Uitspraak Rechtbank Amsterdam in zaak AO4105 Zaaknr: KG 03/2414 AB
Bron: Rechtbank Amsterdam
Datum uitspraak: 19-02-2004
Datum publicatie: 19-02-2004
Soort zaak: civiel - civiel overig
Soort procedure: kort geding
AB/HO
vonnis 19 februari 2004
RECHTBANK IN HET ARRONDISSEMENT AMSTERDAM
VOORZIENINGENRECHTER IN KORT GEDING
VONNIS
i n d e z a a k m e t r o l n u m m e r KG 03/2414 AB v a n:
(eiser),
wonende te (woonplaats),
e i s e r bij dagvaarding van 24 november 2003,
procureur mr. R.H. Woltjer,
t e g e n :
DE GEMEENTE AMSTERDAM (STADSDEEL ZUIDER AMSTEL),
zetelende te Amsterdam,
g e d a a g d e ,
procureur mr. E.A. Minderhoud.
VERLOOP VAN DE PROCEDURE
Ter terechtzitting van 25 november 2003 heeft eiser, verder te noemen
(eiser), gesteld en gevorderd overeenkomstig de in fotokopie aan dit
vonnis gehechte dagvaarding.
Gedaagde, verder te noemen de Gemeente, heeft verweer gevoerd met
conclusie tot weigering van de gevraagde voorziening. De behandeling
ter zitting is met instemming van partijen pro forma aangehouden tot
15 december 2003, waarna de zaak achtereenvolgens nader pro forma is
aangehouden tot 30 januari 2004 en 15 maart 2004. Bij brief van 11
februari 2004 heeft (eiser) verzocht een nadere datum te bepalen onder
overlegging van een akte tot wijziging/vermeerdering van eis, waarvan
eveneens een fotokopie aan dit vonnis is gehecht. Op 12 februari 2004
is de behandeling ter zitting voortgezet. Partijen zijn wederom
verschenen.
Na verder debat hebben partijen stukken overgelegd voor vonniswijzing.
GRONDEN VAN DE BESLISSING
1. In dit vonnis wordt uitgegaan van de volgende feiten.
a. Bij vonnis van 20 november 2003 (KG 03/2309 JRB)heeft de
voorzieningenrechter op vordering van (eiser) de Gemeente verboden om
zonder de benodigde kapvergunningen werkzaamheden in het Martin Luther
King Park te verrichten in de nabijheid van bomen waarvan de
levensverwachting daardoor voor de komende 5 jaar ernstig zou worden
bedreigd. Voor de voorgeschiedenis wordt verwezen naar dat vonnis.
b. Enige dagen later heeft (eiser) dit tweede kort geding
aangespannen, omdat de Gemeente zich van het eerdere vonnis niets zou
aantrekken en gewoon doorging met de uitvoering van de werkzaamheden
volgens plan. Ter zitting van 25 november 2003 zijn partijen het
volgende overeengekomen:
1. De deskundigen van partijen, (zelfstandig boomdeskundige) en de
(deskundige stadsdeel), zullen tezamen met de (hoofdstedelijk
boomconsulent) - buiten aanwezigheid van partijen - een lijst opmaken
van de bomen waarvan de levensverwachting voor de komende vijf jaar
door de in het park te verrichten werkzaamheden ernstig wordt
bedreigd. Daarbij zal de (hoofdstedelijk boomconsulent) de beslissende
stem hebben.

(Oefenopgaven)
[a] Beantwoord de volgende vragen aan de hand van de uitspraak:
(i) Op welke datum is de dagvaarding uitgebracht?
(ii) Tot welke datum werd de behandeling ter zitting eerst pro forma aangehouden?
(iii) In welk park zou de Gemeente de werkzaamheden verrichten?
[b] Geef bij elke bewering aan of die klopt met de uitspraak, en citeer de woorden die de doorslag geven:
(i) De zaak is behandeld als kort geding.
(ii) Op 12 februari 2004 verscheen alleen eiser ter zitting.
(iii) De deskundigen stellen de lijst van bomen op in aanwezigheid van partijen.
[c] Schrijf de uitspraak over het Martin Luther King Park verder, te beginnen na de laatste zin.

(Aangeleverd materiaal)
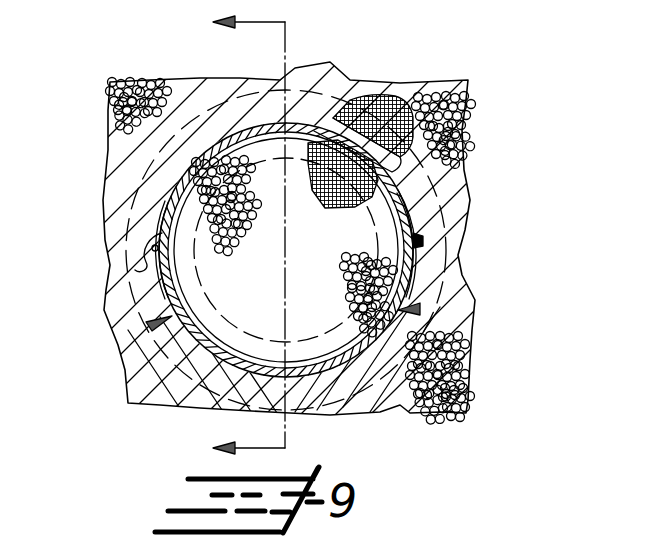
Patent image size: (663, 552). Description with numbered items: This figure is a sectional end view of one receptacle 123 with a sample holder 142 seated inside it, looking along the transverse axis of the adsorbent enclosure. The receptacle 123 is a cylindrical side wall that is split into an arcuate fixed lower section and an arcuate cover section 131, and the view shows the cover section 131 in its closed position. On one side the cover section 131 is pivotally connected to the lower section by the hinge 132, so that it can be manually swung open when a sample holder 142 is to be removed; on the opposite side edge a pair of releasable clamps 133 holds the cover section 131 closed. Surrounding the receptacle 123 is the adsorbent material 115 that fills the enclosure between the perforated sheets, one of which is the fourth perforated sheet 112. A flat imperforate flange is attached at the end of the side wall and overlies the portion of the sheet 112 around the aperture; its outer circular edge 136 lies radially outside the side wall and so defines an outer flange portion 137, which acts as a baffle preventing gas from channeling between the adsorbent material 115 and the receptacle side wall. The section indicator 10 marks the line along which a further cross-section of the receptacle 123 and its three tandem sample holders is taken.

* * *

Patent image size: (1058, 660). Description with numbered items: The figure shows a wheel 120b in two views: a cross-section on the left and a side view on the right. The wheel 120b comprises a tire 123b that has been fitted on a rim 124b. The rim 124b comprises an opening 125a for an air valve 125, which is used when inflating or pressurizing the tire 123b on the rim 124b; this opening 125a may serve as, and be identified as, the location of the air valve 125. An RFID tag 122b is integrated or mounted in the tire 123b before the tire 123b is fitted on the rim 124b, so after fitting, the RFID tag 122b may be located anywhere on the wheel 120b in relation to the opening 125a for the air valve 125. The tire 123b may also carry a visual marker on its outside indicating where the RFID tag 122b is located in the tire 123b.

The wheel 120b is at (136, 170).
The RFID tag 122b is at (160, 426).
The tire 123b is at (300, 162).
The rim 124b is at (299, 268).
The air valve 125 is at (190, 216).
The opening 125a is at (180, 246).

(Uitgewerkte opgaven)
[a]
(i) 24 november 2003
(ii) 15 december 2003
(iii) Het Martin Luther King Park

[b]
(i) Ja: "Soort procedure: kort geding"
(ii) Nee: "Partijen zijn wederom verschenen."
(iii) Nee: "buiten aanwezigheid van partijen"

[c]
2. Vervolgens zullen deze deskundigen in een gezamenlijk rapport
aangeven welke maatregelen moeten worden getroffen en welke
werkzaamheden achterwege moeten worden gelaten opdat aan de in die
lijst genoemde bomen geen schade kan worden toegebracht. Ook hierbij
zal de (hoofdstedelijk boomconsulent) de beslissende stem hebben.
3. Partijen en deskundigen zullen ernaar streven dit plan van aanpak
op of omstreeks 15 december 2003 gereed te hebben.
4. De gemeente vraagt voor de op de lijst vermelde bomen een
kapvergunning aan.
5. Totdat de lijst en het onder 2 bedoelde plan van aanpak zijn
vastgesteld, zullen alle werkzaamheden in het park gestaakt blijven.
Dit geldt niet voor DWR. De aannemer zal zijn materieel verwijderen.
Na vaststelling van het plan van aanpak zullen de werkzaamheden in het
park worden hervat met inachtneming van dat plan van aanpak,
onverminderd de plicht om aan andere, niet op de lijst voorkomende,
bomen geen ernstige schade toe te brengen.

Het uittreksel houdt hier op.